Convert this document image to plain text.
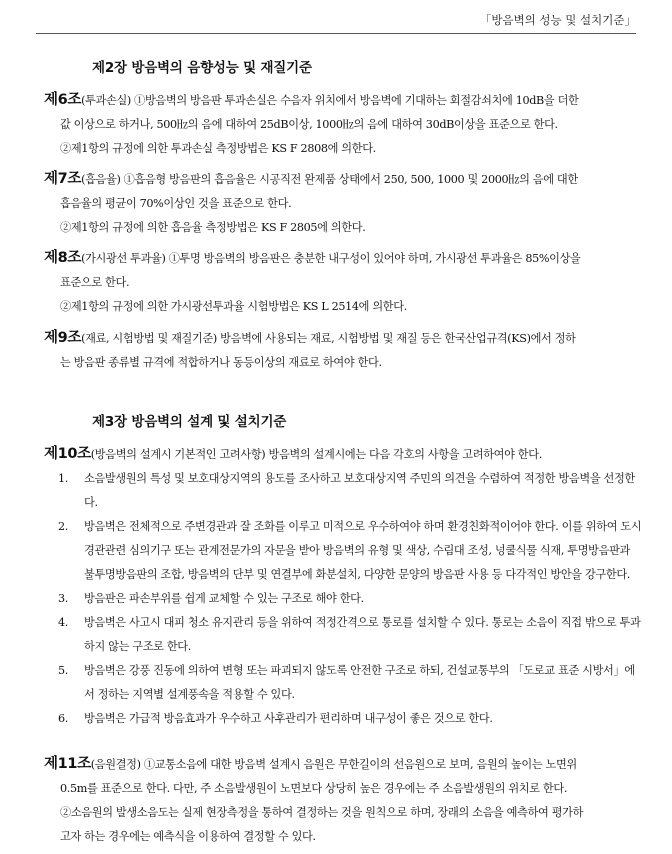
「방음벽의 성능 및 설치기준」
제2장 방음벽의 음향성능 및 재질기준

제6조(투과손실) ①방음벽의 방음판 투과손실은 수음자 위치에서 방음벽에 기대하는 회절감쇠치에 10dB을 더한

값 이상으로 하거나, 500㎐의 음에 대하여 25dB이상, 1000㎐의 음에 대하여 30dB이상을 표준으로 한다.

②제1항의 규정에 의한 투과손실 측정방법은 KS F 2808에 의한다.

제7조(흡음율) ①흡음형 방음판의 흡음율은 시공직전 완제품 상태에서 250, 500, 1000 및 2000㎐의 음에 대한

흡음율의 평균이 70%이상인 것을 표준으로 한다.

②제1항의 규정에 의한 흡음율 측정방법은 KS F 2805에 의한다.

제8조(가시광선 투과율) ①투명 방음벽의 방음판은 충분한 내구성이 있어야 하며, 가시광선 투과율은 85%이상을

표준으로 한다.

②제1항의 규정에 의한 가시광선투과율 시험방법은 KS L 2514에 의한다.

제9조(재료, 시험방법 및 재질기준) 방음벽에 사용되는 재료, 시험방법 및 재질 등은 한국산업규격(KS)에서 정하

는 방음판 종류별 규격에 적합하거나 동등이상의 재료로 하여야 한다.

제3장 방음벽의 설계 및 설치기준

제10조(방음벽의 설계시 기본적인 고려사항) 방음벽의 설계시에는 다음 각호의 사항을 고려하여야 한다.

1. 소음발생원의 특성 및 보호대상지역의 용도를 조사하고 보호대상지역 주민의 의견을 수렴하여 적정한 방음벽을 선정한다.
2. 방음벽은 전체적으로 주변경관과 잘 조화를 이루고 미적으로 우수하여야 하며 환경친화적이어야 한다. 이를 위하여 도시경관관련 심의기구 또는 관계전문가의 자문을 받아 방음벽의 유형 및 색상, 수림대 조성, 넝쿨식물 식재, 투명방음판과 불투명방음판의 조합, 방음벽의 단부 및 연결부에 화분설치, 다양한 문양의 방음판 사용 등 다각적인 방안을 강구한다.
3. 방음판은 파손부위를 쉽게 교체할 수 있는 구조로 해야 한다.
4. 방음벽은 사고시 대피 청소 유지관리 등을 위하여 적정간격으로 통로를 설치할 수 있다. 통로는 소음이 직접 밖으로 투과하지 않는 구조로 한다.
5. 방음벽은 강풍 진동에 의하여 변형 또는 파괴되지 않도록 안전한 구조로 하되, 건설교통부의 「도로교 표준 시방서」에서 정하는 지역별 설계풍속을 적용할 수 있다.
6. 방음벽은 가급적 방음효과가 우수하고 사후관리가 편리하며 내구성이 좋은 것으로 한다.

제11조(음원결정) ①교통소음에 대한 방음벽 설계시 음원은 무한길이의 선음원으로 보며, 음원의 높이는 노면위

0.5m를 표준으로 한다. 다만, 주 소음발생원이 노면보다 상당히 높은 경우에는 주 소음발생원의 위치로 한다.

②소음원의 발생소음도는 실제 현장측정을 통하여 결정하는 것을 원칙으로 하며, 장래의 소음을 예측하여 평가하

고자 하는 경우에는 예측식을 이용하여 결정할 수 있다.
------------------------------------------------
Exercise
Across the records, count the lines holding the string "내구성이". Give the number and stop.

Exercise output
2